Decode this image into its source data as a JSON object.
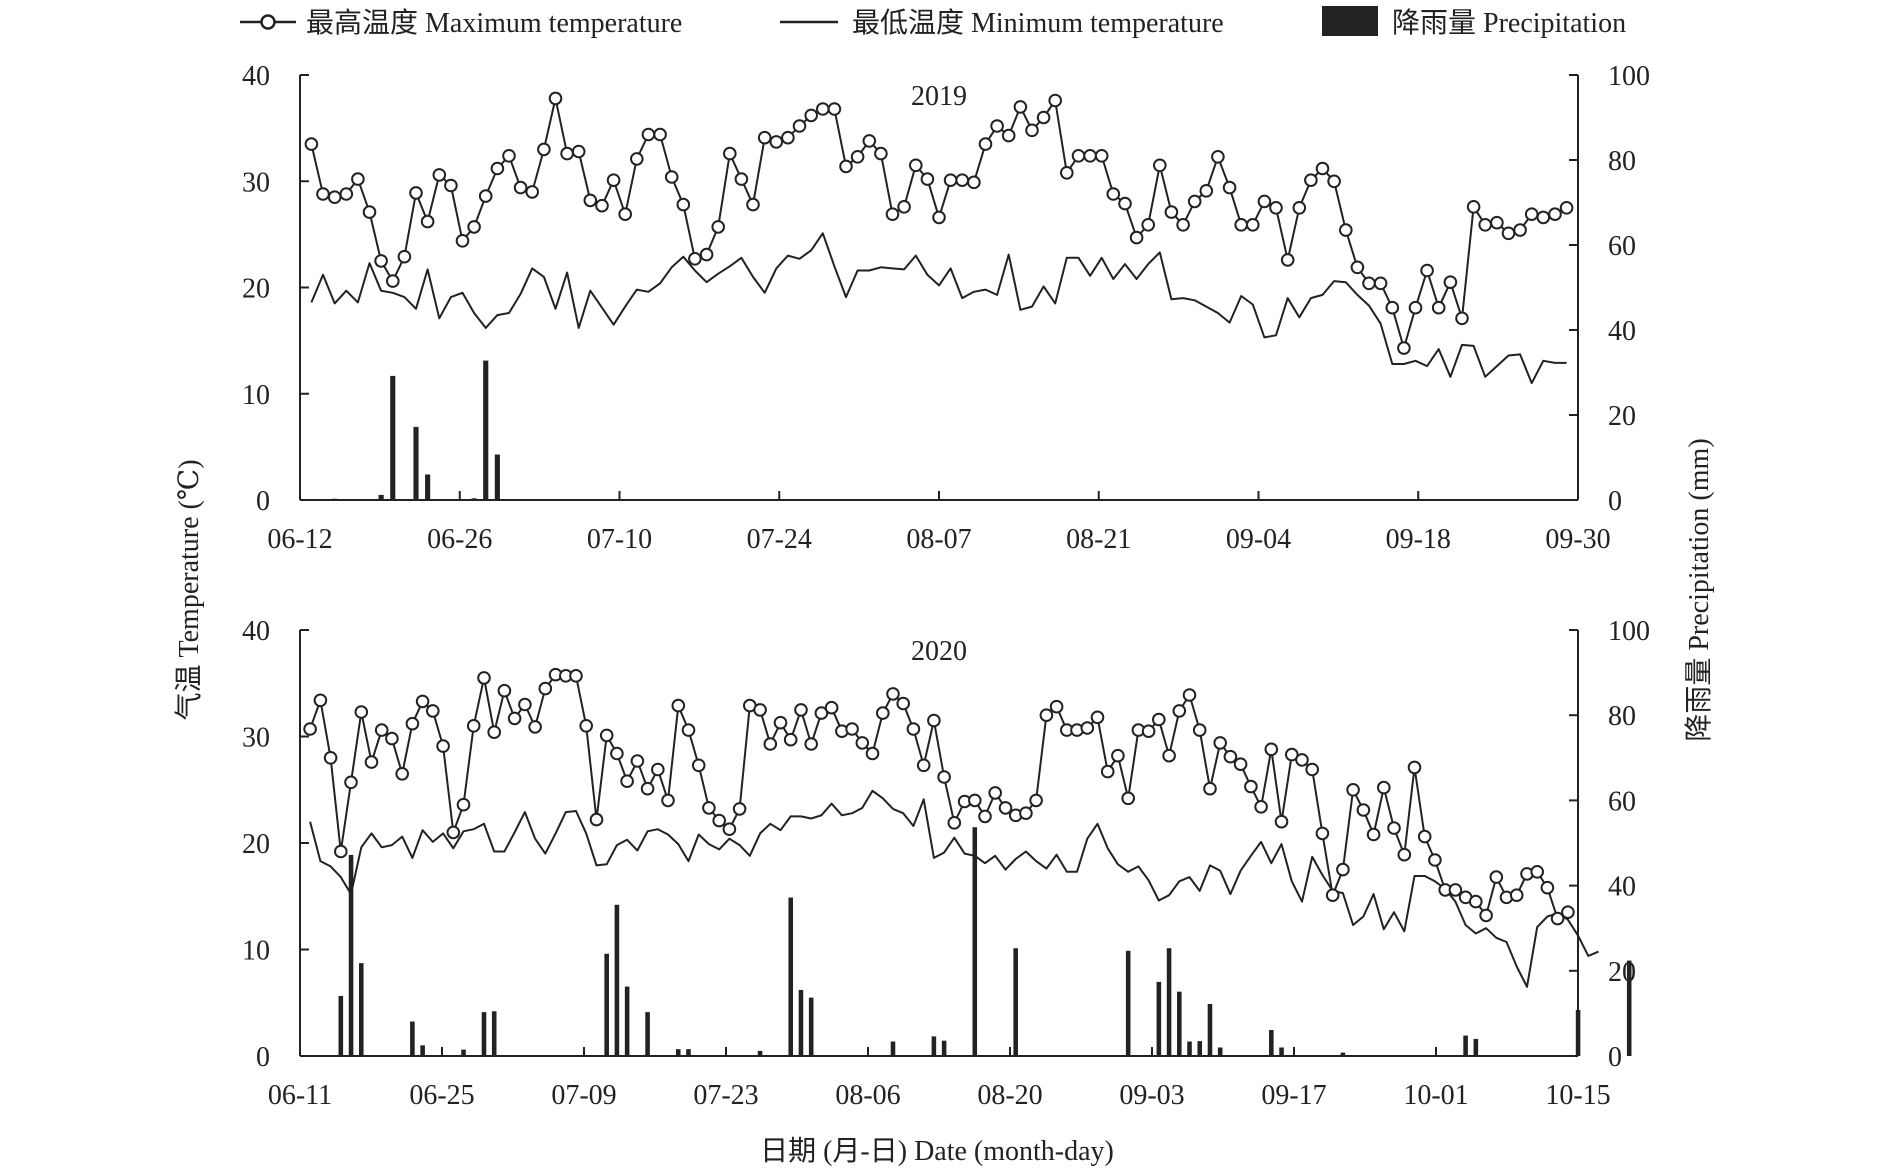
{
  "legend": {
    "tmax": "最高温度 Maximum temperature",
    "tmin": "最低温度 Minimum temperature",
    "precip": "降雨量 Precipitation"
  },
  "colors": {
    "line": "#222222",
    "bar": "#222222",
    "axis": "#222222"
  },
  "axes": {
    "ylabel_left": "气温 Temperature (℃)",
    "ylabel_right": "降雨量 Precipitation (mm)",
    "xlabel": "日期 (月-日) Date (month-day)"
  },
  "chart_data": [
    {
      "type": "line",
      "title": "2019",
      "x_ticks": [
        "06-12",
        "06-26",
        "07-10",
        "07-24",
        "08-07",
        "08-21",
        "09-04",
        "09-18",
        "09-30"
      ],
      "x_range": [
        0,
        112
      ],
      "ylim_left": [
        0,
        40
      ],
      "ylim_right": [
        0,
        100
      ],
      "y_ticks_left": [
        0,
        10,
        20,
        30,
        40
      ],
      "y_ticks_right": [
        0,
        20,
        40,
        60,
        80,
        100
      ],
      "series": [
        {
          "name": "最高温度 Maximum temperature",
          "axis": "left",
          "values": [
            33.5,
            28.8,
            28.5,
            28.8,
            30.2,
            27.1,
            22.5,
            20.6,
            22.9,
            28.9,
            26.2,
            30.6,
            29.6,
            24.4,
            25.7,
            28.6,
            31.2,
            32.4,
            29.4,
            29,
            33,
            37.8,
            32.6,
            32.8,
            28.2,
            27.7,
            30.1,
            26.9,
            32.1,
            34.4,
            34.4,
            30.4,
            27.8,
            22.7,
            23.1,
            25.7,
            32.6,
            30.2,
            27.8,
            34.1,
            33.7,
            34.1,
            35.2,
            36.2,
            36.8,
            36.8,
            31.4,
            32.3,
            33.8,
            32.6,
            26.9,
            27.6,
            31.5,
            30.2,
            26.6,
            30.1,
            30.1,
            29.9,
            33.5,
            35.2,
            34.3,
            37,
            34.8,
            36,
            37.6,
            30.8,
            32.4,
            32.4,
            32.4,
            28.8,
            27.9,
            24.7,
            25.9,
            31.5,
            27.1,
            25.9,
            28.1,
            29.1,
            32.3,
            29.4,
            25.9,
            25.9,
            28.1,
            27.5,
            22.6,
            27.5,
            30.1,
            31.2,
            30,
            25.4,
            21.9,
            20.4,
            20.4,
            18.1,
            14.3,
            18.1,
            21.6,
            18.1,
            20.5,
            17.1,
            27.6,
            25.9,
            26.1,
            25.1,
            25.4,
            26.9,
            26.6,
            26.9,
            27.5
          ]
        },
        {
          "name": "最低温度 Minimum temperature",
          "axis": "left",
          "values": [
            18.6,
            21.2,
            18.5,
            19.7,
            18.6,
            22.3,
            19.7,
            19.5,
            19.1,
            18,
            21.7,
            17.1,
            19.1,
            19.5,
            17.6,
            16.2,
            17.4,
            17.6,
            19.4,
            21.8,
            21,
            18,
            21.4,
            16.2,
            19.7,
            18.1,
            16.5,
            18.2,
            19.8,
            19.6,
            20.4,
            21.9,
            22.9,
            21.6,
            20.5,
            21.3,
            22,
            22.8,
            21,
            19.5,
            21.8,
            23,
            22.7,
            23.5,
            25.1,
            22,
            19.1,
            21.6,
            21.6,
            21.9,
            21.8,
            21.7,
            23,
            21.2,
            20.2,
            21.8,
            19,
            19.6,
            19.8,
            19.3,
            23.1,
            17.9,
            18.2,
            20.1,
            18.5,
            22.8,
            22.8,
            21.1,
            22.8,
            20.8,
            22.2,
            20.8,
            22.2,
            23.3,
            18.9,
            19,
            18.8,
            18.2,
            17.6,
            16.7,
            19.2,
            18.4,
            15.3,
            15.5,
            19,
            17.2,
            19,
            19.3,
            20.6,
            20.5,
            19.3,
            18.3,
            16.6,
            12.8,
            12.8,
            13.1,
            12.6,
            14.2,
            11.6,
            14.6,
            14.5,
            11.6,
            12.6,
            13.6,
            13.7,
            11,
            13.1,
            12.9,
            12.9
          ]
        },
        {
          "name": "降雨量 Precipitation",
          "axis": "right",
          "type": "bar",
          "values": [
            0,
            0,
            0.3,
            0,
            0,
            0,
            1.2,
            29.2,
            0,
            17.2,
            6,
            0,
            0,
            0,
            0.4,
            32.8,
            10.7,
            0,
            0,
            0,
            0,
            0,
            0,
            0,
            0,
            0,
            0,
            0,
            0,
            0,
            0,
            0,
            0,
            0,
            0,
            0,
            0,
            0,
            0,
            0,
            0,
            0,
            0,
            0,
            0,
            0,
            0,
            0,
            0,
            0,
            0,
            0,
            0,
            0,
            0,
            0,
            0,
            0,
            0,
            0,
            0,
            0,
            0,
            0,
            0,
            0,
            0,
            0,
            0,
            0,
            0,
            0,
            0,
            0,
            0,
            0,
            0,
            0,
            0,
            0,
            0,
            0,
            0,
            0,
            0,
            0,
            0,
            0,
            0,
            0,
            0,
            0,
            0,
            0,
            0,
            0,
            0,
            0,
            0,
            0,
            0,
            0,
            0,
            0,
            0,
            0,
            0,
            0,
            0
          ]
        }
      ]
    },
    {
      "type": "line",
      "title": "2020",
      "x_ticks": [
        "06-11",
        "06-25",
        "07-09",
        "07-23",
        "08-06",
        "08-20",
        "09-03",
        "09-17",
        "10-01",
        "10-15"
      ],
      "x_range": [
        0,
        126
      ],
      "ylim_left": [
        0,
        40
      ],
      "ylim_right": [
        0,
        100
      ],
      "y_ticks_left": [
        0,
        10,
        20,
        30,
        40
      ],
      "y_ticks_right": [
        0,
        20,
        40,
        60,
        80,
        100
      ],
      "series": [
        {
          "name": "最高温度 Maximum temperature",
          "axis": "left",
          "values": [
            30.7,
            33.4,
            28,
            19.2,
            25.7,
            32.3,
            27.6,
            30.6,
            29.8,
            26.5,
            31.2,
            33.3,
            32.4,
            29.1,
            21,
            23.6,
            31,
            35.5,
            30.4,
            34.3,
            31.7,
            33,
            30.9,
            34.5,
            35.8,
            35.7,
            35.7,
            31,
            22.2,
            30.1,
            28.4,
            25.8,
            27.7,
            25.1,
            26.9,
            24,
            32.9,
            30.6,
            27.3,
            23.3,
            22.1,
            21.3,
            23.2,
            32.9,
            32.5,
            29.3,
            31.3,
            29.7,
            32.5,
            29.3,
            32.2,
            32.7,
            30.5,
            30.7,
            29.4,
            28.4,
            32.2,
            34,
            33.1,
            30.7,
            27.3,
            31.5,
            26.2,
            21.9,
            23.9,
            24,
            22.5,
            24.7,
            23.3,
            22.6,
            22.8,
            24,
            32,
            32.8,
            30.6,
            30.6,
            30.8,
            31.8,
            26.7,
            28.2,
            24.2,
            30.6,
            30.5,
            31.6,
            28.2,
            32.4,
            33.9,
            30.6,
            25.1,
            29.4,
            28.1,
            27.4,
            25.3,
            23.4,
            28.8,
            22,
            28.3,
            27.8,
            26.9,
            20.9,
            15.1,
            17.5,
            25,
            23.1,
            20.8,
            25.2,
            21.4,
            18.9,
            27.1,
            20.6,
            18.4,
            15.6,
            15.6,
            14.9,
            14.5,
            13.2,
            16.8,
            14.9,
            15.1,
            17.1,
            17.3,
            15.8,
            12.9,
            13.5
          ]
        },
        {
          "name": "最低温度 Minimum temperature",
          "axis": "left",
          "values": [
            22,
            18.3,
            17.8,
            16.8,
            15.2,
            19.6,
            20.9,
            19.6,
            19.8,
            20.6,
            18.6,
            21.2,
            20.1,
            20.9,
            19.5,
            21.1,
            21.3,
            21.8,
            19.2,
            19.2,
            21,
            22.9,
            20.4,
            19,
            20.9,
            22.9,
            23,
            20.9,
            17.9,
            18,
            19.8,
            20.3,
            19.3,
            21.1,
            21.3,
            20.8,
            19.9,
            18.3,
            20.8,
            19.9,
            19.4,
            20.4,
            19.8,
            18.8,
            20.9,
            21.8,
            21.2,
            22.5,
            22.5,
            22.3,
            22.6,
            23.7,
            22.6,
            22.8,
            23.3,
            24.9,
            24.2,
            23.2,
            22.8,
            21.6,
            24.1,
            18.6,
            19.1,
            20.5,
            19,
            18.8,
            18.1,
            18.8,
            17.5,
            18.5,
            19.2,
            18.3,
            17.6,
            18.9,
            17.3,
            17.3,
            20.4,
            21.8,
            19.5,
            18,
            17.3,
            17.8,
            16.5,
            14.6,
            15.1,
            16.4,
            16.8,
            15.5,
            17.9,
            17.4,
            15.2,
            17.4,
            18.8,
            20.1,
            18.1,
            19.9,
            16.4,
            14.5,
            18.7,
            17,
            15.5,
            15.3,
            12.3,
            13.1,
            15.2,
            11.9,
            13.5,
            11.7,
            16.9,
            16.9,
            16.4,
            15.7,
            14.5,
            12.3,
            11.5,
            12,
            11.1,
            10.7,
            8.4,
            6.5,
            12.1,
            13.1,
            13.4,
            12.8,
            11.3,
            9.4,
            9.8
          ]
        },
        {
          "name": "降雨量 Precipitation",
          "axis": "right",
          "type": "bar",
          "values": [
            0,
            0,
            0,
            14.1,
            47.2,
            21.8,
            0,
            0,
            0,
            0,
            8.1,
            2.5,
            0,
            0,
            0,
            1.5,
            0,
            10.3,
            10.5,
            0,
            0,
            0,
            0,
            0,
            0,
            0,
            0,
            0,
            0,
            24,
            35.5,
            16.3,
            0,
            10.3,
            0,
            0,
            1.6,
            1.6,
            0,
            0,
            0,
            0,
            0,
            0,
            1.2,
            0,
            0,
            37.2,
            15.5,
            13.7,
            0,
            0,
            0,
            0,
            0,
            0,
            0,
            3.4,
            0,
            0,
            0,
            4.6,
            3.6,
            0,
            0,
            53.7,
            0,
            0,
            0,
            25.3,
            0,
            0,
            0,
            0,
            0,
            0,
            0,
            0,
            0,
            0,
            24.7,
            0,
            0,
            17.4,
            25.3,
            15.1,
            3.4,
            3.5,
            12.2,
            2,
            0,
            0,
            0,
            0,
            6.1,
            2,
            0,
            0,
            0,
            0,
            0,
            0.8,
            0,
            0,
            0,
            0,
            0,
            0,
            0,
            0,
            0,
            0,
            0,
            4.8,
            4,
            0,
            0,
            0,
            0,
            0,
            0,
            0,
            0,
            0,
            10.8,
            0,
            0,
            0,
            0,
            22.4
          ]
        }
      ]
    }
  ]
}
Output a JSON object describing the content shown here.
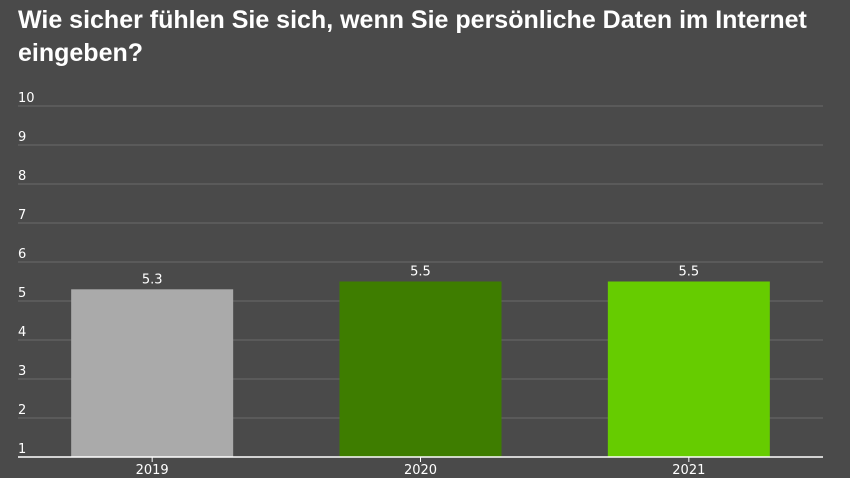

+ + + +

Prompt: Look through the material and copy each line that has "JSON".

The answer:
Decode this image into its source data as a JSON object.
Output a JSON object describing the content shown here.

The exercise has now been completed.